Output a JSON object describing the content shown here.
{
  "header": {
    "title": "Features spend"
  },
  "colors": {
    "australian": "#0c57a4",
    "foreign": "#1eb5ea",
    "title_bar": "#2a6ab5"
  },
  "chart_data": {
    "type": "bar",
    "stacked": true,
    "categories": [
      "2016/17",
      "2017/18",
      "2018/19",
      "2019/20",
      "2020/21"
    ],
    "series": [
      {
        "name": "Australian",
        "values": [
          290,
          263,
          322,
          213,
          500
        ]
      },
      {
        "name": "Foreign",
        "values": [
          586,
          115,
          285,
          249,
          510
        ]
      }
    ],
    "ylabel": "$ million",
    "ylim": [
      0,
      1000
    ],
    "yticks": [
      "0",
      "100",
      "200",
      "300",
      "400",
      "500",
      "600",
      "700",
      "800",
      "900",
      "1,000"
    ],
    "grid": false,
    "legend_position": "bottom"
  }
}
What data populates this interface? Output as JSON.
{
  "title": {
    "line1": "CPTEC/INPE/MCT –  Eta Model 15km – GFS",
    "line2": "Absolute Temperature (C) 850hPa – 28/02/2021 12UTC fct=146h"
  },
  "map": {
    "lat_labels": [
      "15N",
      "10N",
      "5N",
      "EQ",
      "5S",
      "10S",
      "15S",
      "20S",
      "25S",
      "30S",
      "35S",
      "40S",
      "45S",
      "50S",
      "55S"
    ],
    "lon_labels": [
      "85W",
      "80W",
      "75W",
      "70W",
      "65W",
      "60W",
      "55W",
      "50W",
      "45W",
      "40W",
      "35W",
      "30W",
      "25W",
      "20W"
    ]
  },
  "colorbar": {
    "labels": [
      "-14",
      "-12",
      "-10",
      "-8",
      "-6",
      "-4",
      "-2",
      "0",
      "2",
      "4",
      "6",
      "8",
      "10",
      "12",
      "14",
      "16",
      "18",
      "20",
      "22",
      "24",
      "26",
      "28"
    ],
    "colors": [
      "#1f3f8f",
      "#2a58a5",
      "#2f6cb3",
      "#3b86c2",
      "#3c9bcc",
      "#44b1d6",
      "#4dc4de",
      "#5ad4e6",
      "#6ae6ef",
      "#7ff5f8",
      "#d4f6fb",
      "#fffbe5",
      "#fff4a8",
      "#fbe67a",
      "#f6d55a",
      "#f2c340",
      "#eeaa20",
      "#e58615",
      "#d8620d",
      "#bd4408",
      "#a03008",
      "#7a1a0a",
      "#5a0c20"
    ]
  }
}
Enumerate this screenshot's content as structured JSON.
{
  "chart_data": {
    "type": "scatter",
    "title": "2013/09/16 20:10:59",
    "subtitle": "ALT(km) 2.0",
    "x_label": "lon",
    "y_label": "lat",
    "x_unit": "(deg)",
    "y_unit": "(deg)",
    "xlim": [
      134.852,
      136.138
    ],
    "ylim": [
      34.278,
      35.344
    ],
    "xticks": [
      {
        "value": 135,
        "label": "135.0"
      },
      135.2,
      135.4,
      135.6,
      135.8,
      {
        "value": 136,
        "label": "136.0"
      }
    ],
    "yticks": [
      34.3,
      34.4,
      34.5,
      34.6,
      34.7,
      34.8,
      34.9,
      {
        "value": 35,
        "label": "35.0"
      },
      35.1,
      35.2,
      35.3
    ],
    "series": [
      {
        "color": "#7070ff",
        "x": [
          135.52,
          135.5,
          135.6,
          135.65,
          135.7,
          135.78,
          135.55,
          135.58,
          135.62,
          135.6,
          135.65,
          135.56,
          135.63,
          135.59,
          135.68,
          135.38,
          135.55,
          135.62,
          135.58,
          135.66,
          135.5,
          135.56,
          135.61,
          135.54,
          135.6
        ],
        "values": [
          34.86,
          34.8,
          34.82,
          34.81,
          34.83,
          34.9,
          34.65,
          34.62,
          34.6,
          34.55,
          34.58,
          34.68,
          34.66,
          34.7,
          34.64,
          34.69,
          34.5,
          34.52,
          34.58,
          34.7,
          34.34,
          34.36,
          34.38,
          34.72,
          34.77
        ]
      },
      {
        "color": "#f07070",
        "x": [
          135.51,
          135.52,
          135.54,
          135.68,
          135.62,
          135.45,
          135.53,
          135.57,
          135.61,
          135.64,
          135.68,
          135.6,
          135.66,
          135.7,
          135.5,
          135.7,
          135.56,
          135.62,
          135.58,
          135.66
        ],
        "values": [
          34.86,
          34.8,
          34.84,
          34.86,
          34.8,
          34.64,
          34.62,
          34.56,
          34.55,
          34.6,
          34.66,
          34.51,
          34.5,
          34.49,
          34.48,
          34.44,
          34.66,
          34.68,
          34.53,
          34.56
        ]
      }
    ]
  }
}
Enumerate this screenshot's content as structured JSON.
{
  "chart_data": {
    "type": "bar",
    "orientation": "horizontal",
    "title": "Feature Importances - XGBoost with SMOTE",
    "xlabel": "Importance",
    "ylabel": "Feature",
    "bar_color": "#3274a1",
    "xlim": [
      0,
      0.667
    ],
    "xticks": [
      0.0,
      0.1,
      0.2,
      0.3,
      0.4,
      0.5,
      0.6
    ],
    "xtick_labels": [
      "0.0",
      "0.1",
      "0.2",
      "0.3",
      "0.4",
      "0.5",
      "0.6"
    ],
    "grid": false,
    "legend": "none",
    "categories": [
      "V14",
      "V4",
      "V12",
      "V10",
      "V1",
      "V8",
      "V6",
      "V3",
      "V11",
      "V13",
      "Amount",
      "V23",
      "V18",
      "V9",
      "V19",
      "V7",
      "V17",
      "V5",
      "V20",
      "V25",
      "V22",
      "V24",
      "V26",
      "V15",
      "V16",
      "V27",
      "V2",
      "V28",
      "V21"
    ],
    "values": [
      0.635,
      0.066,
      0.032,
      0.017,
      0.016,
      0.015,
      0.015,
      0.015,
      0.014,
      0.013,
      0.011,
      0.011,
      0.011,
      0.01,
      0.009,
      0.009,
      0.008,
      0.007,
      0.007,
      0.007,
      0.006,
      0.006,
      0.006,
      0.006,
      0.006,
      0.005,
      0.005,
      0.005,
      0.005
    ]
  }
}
—————
THE PROBLEM: From the preceding material, extract every line exactly.

TASK RESULT:
Output a JSON object describing the content shown here.
{
  "header": {
    "title": "Features spend"
  },
  "colors": {
    "australian": "#0c57a4",
    "foreign": "#1eb5ea",
    "title_bar": "#2a6ab5"
  },
  "chart_data": {
    "type": "bar",
    "stacked": true,
    "categories": [
      "2016/17",
      "2017/18",
      "2018/19",
      "2019/20",
      "2020/21"
    ],
    "series": [
      {
        "name": "Australian",
        "values": [
          290,
          263,
          322,
          213,
          500
        ]
      },
      {
        "name": "Foreign",
        "values": [
          586,
          115,
          285,
          249,
          510
        ]
      }
    ],
    "ylabel": "$ million",
    "ylim": [
      0,
      1000
    ],
    "yticks": [
      "0",
      "100",
      "200",
      "300",
      "400",
      "500",
      "600",
      "700",
      "800",
      "900",
      "1,000"
    ],
    "grid": false,
    "legend_position": "bottom"
  }
}
What data populates this interface? Output as JSON.
{
  "title": {
    "line1": "CPTEC/INPE/MCT –  Eta Model 15km – GFS",
    "line2": "Absolute Temperature (C) 850hPa – 28/02/2021 12UTC fct=146h"
  },
  "map": {
    "lat_labels": [
      "15N",
      "10N",
      "5N",
      "EQ",
      "5S",
      "10S",
      "15S",
      "20S",
      "25S",
      "30S",
      "35S",
      "40S",
      "45S",
      "50S",
      "55S"
    ],
    "lon_labels": [
      "85W",
      "80W",
      "75W",
      "70W",
      "65W",
      "60W",
      "55W",
      "50W",
      "45W",
      "40W",
      "35W",
      "30W",
      "25W",
      "20W"
    ]
  },
  "colorbar": {
    "labels": [
      "-14",
      "-12",
      "-10",
      "-8",
      "-6",
      "-4",
      "-2",
      "0",
      "2",
      "4",
      "6",
      "8",
      "10",
      "12",
      "14",
      "16",
      "18",
      "20",
      "22",
      "24",
      "26",
      "28"
    ],
    "colors": [
      "#1f3f8f",
      "#2a58a5",
      "#2f6cb3",
      "#3b86c2",
      "#3c9bcc",
      "#44b1d6",
      "#4dc4de",
      "#5ad4e6",
      "#6ae6ef",
      "#7ff5f8",
      "#d4f6fb",
      "#fffbe5",
      "#fff4a8",
      "#fbe67a",
      "#f6d55a",
      "#f2c340",
      "#eeaa20",
      "#e58615",
      "#d8620d",
      "#bd4408",
      "#a03008",
      "#7a1a0a",
      "#5a0c20"
    ]
  }
}
Enumerate this screenshot's content as structured JSON.
{
  "chart_data": {
    "type": "scatter",
    "title": "2013/09/16 20:10:59",
    "subtitle": "ALT(km) 2.0",
    "x_label": "lon",
    "y_label": "lat",
    "x_unit": "(deg)",
    "y_unit": "(deg)",
    "xlim": [
      134.852,
      136.138
    ],
    "ylim": [
      34.278,
      35.344
    ],
    "xticks": [
      {
        "value": 135,
        "label": "135.0"
      },
      135.2,
      135.4,
      135.6,
      135.8,
      {
        "value": 136,
        "label": "136.0"
      }
    ],
    "yticks": [
      34.3,
      34.4,
      34.5,
      34.6,
      34.7,
      34.8,
      34.9,
      {
        "value": 35,
        "label": "35.0"
      },
      35.1,
      35.2,
      35.3
    ],
    "series": [
      {
        "color": "#7070ff",
        "x": [
          135.52,
          135.5,
          135.6,
          135.65,
          135.7,
          135.78,
          135.55,
          135.58,
          135.62,
          135.6,
          135.65,
          135.56,
          135.63,
          135.59,
          135.68,
          135.38,
          135.55,
          135.62,
          135.58,
          135.66,
          135.5,
          135.56,
          135.61,
          135.54,
          135.6
        ],
        "values": [
          34.86,
          34.8,
          34.82,
          34.81,
          34.83,
          34.9,
          34.65,
          34.62,
          34.6,
          34.55,
          34.58,
          34.68,
          34.66,
          34.7,
          34.64,
          34.69,
          34.5,
          34.52,
          34.58,
          34.7,
          34.34,
          34.36,
          34.38,
          34.72,
          34.77
        ]
      },
      {
        "color": "#f07070",
        "x": [
          135.51,
          135.52,
          135.54,
          135.68,
          135.62,
          135.45,
          135.53,
          135.57,
          135.61,
          135.64,
          135.68,
          135.6,
          135.66,
          135.7,
          135.5,
          135.7,
          135.56,
          135.62,
          135.58,
          135.66
        ],
        "values": [
          34.86,
          34.8,
          34.84,
          34.86,
          34.8,
          34.64,
          34.62,
          34.56,
          34.55,
          34.6,
          34.66,
          34.51,
          34.5,
          34.49,
          34.48,
          34.44,
          34.66,
          34.68,
          34.53,
          34.56
        ]
      }
    ]
  }
}
Enumerate this screenshot's content as structured JSON.
{
  "chart_data": {
    "type": "bar",
    "orientation": "horizontal",
    "title": "Feature Importances - XGBoost with SMOTE",
    "xlabel": "Importance",
    "ylabel": "Feature",
    "bar_color": "#3274a1",
    "xlim": [
      0,
      0.667
    ],
    "xticks": [
      0.0,
      0.1,
      0.2,
      0.3,
      0.4,
      0.5,
      0.6
    ],
    "xtick_labels": [
      "0.0",
      "0.1",
      "0.2",
      "0.3",
      "0.4",
      "0.5",
      "0.6"
    ],
    "grid": false,
    "legend": "none",
    "categories": [
      "V14",
      "V4",
      "V12",
      "V10",
      "V1",
      "V8",
      "V6",
      "V3",
      "V11",
      "V13",
      "Amount",
      "V23",
      "V18",
      "V9",
      "V19",
      "V7",
      "V17",
      "V5",
      "V20",
      "V25",
      "V22",
      "V24",
      "V26",
      "V15",
      "V16",
      "V27",
      "V2",
      "V28",
      "V21"
    ],
    "values": [
      0.635,
      0.066,
      0.032,
      0.017,
      0.016,
      0.015,
      0.015,
      0.015,
      0.014,
      0.013,
      0.011,
      0.011,
      0.011,
      0.01,
      0.009,
      0.009,
      0.008,
      0.007,
      0.007,
      0.007,
      0.006,
      0.006,
      0.006,
      0.006,
      0.006,
      0.005,
      0.005,
      0.005,
      0.005
    ]
  }
}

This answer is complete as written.